Given data =
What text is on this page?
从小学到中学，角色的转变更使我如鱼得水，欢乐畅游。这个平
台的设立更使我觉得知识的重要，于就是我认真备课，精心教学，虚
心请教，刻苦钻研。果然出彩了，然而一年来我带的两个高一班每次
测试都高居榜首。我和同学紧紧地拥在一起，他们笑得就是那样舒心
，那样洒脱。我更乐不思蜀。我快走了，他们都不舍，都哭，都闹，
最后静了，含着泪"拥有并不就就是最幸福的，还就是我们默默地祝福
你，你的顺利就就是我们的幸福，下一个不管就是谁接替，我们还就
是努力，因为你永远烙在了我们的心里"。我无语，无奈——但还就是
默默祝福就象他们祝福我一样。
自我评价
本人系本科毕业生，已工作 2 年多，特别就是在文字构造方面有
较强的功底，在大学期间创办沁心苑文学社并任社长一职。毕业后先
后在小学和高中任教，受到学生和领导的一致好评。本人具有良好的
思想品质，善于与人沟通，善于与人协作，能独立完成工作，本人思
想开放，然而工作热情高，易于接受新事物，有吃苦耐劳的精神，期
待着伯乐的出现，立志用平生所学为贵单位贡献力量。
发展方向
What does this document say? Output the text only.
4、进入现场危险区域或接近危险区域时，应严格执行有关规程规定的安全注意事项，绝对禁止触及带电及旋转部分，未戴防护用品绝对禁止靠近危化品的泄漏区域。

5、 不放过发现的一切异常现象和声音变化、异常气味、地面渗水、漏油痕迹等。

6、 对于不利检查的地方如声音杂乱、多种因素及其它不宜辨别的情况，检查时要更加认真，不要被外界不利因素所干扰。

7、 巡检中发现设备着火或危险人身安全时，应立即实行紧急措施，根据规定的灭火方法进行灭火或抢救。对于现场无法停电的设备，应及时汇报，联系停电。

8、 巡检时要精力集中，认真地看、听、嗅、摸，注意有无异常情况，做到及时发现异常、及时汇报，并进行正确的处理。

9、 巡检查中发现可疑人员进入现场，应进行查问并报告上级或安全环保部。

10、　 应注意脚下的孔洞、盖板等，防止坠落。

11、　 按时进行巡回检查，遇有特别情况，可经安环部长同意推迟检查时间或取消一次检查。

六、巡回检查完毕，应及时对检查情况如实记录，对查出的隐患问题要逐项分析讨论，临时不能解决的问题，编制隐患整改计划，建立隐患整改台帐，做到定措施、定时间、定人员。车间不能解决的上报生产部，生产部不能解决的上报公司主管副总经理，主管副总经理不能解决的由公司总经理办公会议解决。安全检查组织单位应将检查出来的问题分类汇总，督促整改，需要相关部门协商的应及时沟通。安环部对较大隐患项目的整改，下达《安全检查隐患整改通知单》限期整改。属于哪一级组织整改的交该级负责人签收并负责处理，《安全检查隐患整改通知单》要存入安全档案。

What is needed =
Read through the lines above and collect those that contain the string "text".

Finished exercise =
What text is on this page?
What does this document say? Output the text only.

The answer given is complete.